***** Provided information *****

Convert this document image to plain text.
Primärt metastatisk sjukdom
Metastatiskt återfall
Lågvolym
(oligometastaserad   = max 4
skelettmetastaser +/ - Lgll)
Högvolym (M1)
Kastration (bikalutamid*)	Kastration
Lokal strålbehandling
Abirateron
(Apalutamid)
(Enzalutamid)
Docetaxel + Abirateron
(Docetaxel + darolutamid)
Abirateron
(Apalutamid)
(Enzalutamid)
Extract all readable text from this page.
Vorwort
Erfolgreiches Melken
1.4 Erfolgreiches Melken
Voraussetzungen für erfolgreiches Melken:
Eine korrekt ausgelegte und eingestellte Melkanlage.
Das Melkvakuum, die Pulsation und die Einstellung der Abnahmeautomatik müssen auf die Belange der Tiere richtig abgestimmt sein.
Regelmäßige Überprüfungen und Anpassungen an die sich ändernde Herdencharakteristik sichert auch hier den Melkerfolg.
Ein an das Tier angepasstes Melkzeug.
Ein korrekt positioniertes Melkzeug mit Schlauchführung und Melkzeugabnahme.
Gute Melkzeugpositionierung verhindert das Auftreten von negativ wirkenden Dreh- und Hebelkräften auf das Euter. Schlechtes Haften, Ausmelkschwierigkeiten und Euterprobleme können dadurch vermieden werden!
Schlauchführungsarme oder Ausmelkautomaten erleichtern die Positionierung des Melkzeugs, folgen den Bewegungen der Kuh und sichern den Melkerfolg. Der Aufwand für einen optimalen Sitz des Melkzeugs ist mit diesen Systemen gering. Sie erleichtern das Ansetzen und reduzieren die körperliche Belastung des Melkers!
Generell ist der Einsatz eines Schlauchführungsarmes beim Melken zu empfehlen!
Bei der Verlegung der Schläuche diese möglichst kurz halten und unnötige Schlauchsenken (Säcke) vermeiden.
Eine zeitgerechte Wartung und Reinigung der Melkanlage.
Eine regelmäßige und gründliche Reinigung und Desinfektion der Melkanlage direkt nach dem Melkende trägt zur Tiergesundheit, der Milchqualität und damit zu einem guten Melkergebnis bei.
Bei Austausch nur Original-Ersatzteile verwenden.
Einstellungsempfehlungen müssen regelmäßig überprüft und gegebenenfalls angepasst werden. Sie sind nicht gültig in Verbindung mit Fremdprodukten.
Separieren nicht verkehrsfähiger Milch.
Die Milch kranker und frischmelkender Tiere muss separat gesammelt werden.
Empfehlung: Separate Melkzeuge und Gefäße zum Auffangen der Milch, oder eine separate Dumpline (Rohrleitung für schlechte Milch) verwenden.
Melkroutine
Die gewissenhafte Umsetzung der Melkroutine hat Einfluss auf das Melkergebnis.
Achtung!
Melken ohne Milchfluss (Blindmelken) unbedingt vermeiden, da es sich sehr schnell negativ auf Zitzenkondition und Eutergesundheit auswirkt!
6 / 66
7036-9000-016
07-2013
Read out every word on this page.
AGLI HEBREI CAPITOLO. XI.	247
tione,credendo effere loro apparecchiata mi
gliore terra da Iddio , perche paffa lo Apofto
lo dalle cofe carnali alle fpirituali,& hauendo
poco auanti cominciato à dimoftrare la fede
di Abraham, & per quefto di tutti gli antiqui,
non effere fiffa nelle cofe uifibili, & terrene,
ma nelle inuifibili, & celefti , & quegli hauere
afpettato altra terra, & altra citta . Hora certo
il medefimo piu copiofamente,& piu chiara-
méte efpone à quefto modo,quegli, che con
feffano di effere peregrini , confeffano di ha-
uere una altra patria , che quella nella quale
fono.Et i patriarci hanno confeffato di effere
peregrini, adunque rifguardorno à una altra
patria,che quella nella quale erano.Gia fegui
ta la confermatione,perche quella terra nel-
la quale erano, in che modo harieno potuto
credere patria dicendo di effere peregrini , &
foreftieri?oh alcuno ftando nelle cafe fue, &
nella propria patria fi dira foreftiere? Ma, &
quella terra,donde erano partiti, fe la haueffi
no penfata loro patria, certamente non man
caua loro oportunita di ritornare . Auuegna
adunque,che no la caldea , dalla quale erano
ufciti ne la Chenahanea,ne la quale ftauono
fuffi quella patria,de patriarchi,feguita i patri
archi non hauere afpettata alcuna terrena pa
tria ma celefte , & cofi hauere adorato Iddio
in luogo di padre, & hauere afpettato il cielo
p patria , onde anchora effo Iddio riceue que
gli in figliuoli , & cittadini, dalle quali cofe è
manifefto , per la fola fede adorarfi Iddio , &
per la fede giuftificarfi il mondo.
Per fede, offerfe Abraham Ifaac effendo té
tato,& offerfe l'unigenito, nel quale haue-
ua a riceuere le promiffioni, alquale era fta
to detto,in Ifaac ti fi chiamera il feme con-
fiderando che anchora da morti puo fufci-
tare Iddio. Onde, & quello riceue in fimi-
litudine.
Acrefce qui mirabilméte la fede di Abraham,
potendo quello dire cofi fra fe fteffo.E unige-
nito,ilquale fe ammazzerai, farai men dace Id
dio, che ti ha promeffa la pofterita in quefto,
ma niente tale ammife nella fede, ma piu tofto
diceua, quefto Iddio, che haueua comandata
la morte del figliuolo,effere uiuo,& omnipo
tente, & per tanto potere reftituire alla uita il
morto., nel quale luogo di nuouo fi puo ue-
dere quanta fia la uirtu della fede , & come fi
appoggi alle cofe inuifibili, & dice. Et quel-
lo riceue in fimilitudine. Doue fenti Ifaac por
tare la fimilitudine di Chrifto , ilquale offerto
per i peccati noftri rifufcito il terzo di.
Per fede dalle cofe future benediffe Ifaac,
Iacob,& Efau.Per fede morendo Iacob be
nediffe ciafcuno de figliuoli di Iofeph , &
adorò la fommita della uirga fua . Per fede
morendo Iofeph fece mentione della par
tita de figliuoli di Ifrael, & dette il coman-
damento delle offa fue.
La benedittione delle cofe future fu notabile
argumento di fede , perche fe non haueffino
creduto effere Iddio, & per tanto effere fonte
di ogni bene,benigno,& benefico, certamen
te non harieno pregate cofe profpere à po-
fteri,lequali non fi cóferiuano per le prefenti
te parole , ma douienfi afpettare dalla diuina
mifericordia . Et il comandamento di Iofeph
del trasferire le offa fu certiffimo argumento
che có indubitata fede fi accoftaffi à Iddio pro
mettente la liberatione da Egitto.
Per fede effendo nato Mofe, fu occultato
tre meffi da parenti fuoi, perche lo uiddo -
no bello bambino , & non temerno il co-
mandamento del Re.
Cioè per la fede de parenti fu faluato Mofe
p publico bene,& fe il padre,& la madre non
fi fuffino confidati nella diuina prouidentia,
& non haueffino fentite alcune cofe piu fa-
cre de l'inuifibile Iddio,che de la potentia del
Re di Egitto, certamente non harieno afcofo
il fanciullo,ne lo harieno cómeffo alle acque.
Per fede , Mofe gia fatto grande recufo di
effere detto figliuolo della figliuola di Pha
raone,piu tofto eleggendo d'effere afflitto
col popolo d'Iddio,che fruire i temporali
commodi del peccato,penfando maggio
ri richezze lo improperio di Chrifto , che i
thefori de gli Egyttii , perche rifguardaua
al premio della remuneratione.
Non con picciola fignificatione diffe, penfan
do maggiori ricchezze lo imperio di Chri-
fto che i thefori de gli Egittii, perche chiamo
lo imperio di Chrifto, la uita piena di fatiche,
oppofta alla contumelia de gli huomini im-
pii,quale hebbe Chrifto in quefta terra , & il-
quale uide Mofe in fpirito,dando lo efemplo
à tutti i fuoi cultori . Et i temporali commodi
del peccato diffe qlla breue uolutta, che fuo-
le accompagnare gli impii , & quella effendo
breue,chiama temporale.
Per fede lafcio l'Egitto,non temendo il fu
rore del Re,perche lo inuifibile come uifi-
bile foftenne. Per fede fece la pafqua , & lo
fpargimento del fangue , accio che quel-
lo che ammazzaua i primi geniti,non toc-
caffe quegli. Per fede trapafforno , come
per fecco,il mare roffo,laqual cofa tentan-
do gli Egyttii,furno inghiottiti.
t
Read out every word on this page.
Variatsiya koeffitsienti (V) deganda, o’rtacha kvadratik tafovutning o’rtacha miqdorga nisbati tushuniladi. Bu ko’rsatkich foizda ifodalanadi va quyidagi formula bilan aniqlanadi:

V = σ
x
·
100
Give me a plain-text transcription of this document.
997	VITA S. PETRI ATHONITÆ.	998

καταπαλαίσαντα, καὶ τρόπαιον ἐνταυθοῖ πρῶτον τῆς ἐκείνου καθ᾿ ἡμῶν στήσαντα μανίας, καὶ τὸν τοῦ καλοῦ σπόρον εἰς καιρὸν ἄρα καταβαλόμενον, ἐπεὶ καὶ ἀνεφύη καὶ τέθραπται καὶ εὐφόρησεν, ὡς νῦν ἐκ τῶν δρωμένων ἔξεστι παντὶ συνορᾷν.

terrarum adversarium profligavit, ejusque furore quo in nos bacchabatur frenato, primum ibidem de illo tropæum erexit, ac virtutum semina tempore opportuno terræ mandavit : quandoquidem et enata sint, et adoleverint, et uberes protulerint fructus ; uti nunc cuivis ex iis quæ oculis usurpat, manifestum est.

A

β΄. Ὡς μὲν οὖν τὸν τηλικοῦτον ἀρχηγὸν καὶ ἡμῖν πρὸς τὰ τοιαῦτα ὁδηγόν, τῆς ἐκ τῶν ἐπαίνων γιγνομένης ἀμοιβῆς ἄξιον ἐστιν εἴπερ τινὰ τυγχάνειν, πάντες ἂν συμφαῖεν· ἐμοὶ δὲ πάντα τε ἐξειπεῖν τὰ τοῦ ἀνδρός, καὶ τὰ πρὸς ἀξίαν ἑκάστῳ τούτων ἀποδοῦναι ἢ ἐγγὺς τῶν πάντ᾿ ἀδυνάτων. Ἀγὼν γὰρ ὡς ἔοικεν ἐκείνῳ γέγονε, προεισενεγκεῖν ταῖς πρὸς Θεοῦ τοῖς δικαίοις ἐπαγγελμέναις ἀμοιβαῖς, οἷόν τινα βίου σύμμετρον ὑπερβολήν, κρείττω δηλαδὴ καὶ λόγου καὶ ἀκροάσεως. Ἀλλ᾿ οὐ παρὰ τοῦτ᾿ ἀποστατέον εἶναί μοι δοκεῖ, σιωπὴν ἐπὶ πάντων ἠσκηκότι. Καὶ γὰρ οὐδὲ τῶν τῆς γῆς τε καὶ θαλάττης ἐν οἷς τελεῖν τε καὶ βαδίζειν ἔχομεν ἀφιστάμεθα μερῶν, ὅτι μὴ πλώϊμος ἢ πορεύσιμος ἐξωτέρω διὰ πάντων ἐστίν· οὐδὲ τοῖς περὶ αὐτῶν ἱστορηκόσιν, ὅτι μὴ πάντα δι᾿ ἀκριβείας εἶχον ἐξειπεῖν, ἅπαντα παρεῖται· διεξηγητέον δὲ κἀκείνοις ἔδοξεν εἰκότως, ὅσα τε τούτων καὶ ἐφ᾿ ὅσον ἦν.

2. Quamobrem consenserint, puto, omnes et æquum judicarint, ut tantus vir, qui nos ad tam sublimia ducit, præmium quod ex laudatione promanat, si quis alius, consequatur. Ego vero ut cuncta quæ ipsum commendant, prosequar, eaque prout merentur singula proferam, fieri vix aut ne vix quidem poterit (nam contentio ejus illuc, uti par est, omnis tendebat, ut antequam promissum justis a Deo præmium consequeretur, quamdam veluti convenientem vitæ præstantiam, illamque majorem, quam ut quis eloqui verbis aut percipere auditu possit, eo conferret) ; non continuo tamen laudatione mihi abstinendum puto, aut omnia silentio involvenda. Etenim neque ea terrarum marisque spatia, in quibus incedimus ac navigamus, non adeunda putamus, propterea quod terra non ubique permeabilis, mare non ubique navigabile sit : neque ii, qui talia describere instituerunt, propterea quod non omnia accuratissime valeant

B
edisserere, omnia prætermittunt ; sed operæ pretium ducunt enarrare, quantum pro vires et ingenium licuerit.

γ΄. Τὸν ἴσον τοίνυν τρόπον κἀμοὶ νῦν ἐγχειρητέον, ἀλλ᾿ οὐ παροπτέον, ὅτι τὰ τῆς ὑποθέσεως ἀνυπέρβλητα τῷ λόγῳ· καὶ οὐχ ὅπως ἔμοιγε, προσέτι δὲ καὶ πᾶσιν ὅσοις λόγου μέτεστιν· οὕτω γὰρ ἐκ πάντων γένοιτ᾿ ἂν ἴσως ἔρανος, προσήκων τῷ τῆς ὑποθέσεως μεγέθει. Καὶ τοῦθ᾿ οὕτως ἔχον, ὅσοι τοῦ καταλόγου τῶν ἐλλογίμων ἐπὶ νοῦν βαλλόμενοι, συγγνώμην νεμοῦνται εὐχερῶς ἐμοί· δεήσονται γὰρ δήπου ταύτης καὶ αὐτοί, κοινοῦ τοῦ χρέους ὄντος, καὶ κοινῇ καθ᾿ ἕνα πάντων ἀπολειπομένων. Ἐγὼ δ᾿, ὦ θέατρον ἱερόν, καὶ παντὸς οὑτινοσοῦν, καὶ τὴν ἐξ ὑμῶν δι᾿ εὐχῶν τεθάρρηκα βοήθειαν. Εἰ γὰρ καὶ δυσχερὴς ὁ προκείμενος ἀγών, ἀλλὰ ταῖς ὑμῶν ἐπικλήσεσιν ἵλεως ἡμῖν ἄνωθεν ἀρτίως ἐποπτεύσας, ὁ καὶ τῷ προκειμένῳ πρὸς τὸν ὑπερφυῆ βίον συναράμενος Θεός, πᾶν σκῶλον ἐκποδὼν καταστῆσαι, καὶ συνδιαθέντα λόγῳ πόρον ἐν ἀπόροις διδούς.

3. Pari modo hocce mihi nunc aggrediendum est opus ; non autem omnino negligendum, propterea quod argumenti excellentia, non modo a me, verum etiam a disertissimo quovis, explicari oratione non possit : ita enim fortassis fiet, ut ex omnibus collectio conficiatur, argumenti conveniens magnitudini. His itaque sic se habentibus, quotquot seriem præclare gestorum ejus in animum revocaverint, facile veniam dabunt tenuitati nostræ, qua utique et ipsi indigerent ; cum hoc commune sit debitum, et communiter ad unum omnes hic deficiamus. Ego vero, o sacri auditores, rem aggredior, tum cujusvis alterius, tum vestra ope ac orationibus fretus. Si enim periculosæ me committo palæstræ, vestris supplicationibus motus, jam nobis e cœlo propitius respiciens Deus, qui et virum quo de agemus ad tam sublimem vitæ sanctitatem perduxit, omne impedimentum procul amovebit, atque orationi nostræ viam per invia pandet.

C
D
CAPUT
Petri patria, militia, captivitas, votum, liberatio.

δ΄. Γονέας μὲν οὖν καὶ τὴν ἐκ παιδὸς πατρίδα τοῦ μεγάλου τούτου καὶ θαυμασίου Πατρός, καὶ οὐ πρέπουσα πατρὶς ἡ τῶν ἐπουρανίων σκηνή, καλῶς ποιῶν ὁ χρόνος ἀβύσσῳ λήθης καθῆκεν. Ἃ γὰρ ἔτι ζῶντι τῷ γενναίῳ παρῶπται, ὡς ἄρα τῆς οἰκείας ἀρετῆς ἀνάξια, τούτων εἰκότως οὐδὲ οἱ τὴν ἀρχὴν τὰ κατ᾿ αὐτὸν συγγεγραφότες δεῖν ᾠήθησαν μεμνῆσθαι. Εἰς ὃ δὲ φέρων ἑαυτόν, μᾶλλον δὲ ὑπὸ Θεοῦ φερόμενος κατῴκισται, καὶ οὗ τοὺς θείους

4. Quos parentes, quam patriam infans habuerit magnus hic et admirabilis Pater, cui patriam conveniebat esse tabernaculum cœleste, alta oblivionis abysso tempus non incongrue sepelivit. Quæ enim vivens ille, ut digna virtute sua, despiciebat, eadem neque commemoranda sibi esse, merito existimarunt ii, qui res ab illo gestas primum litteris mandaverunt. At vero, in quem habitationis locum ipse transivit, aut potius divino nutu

*****

▶ Given problem:
Return, from the data, each line that has the word "offa" in it.

▶ Exercise output:
damento delle offa fue.
del trasferire le offa fu certiffimo argumento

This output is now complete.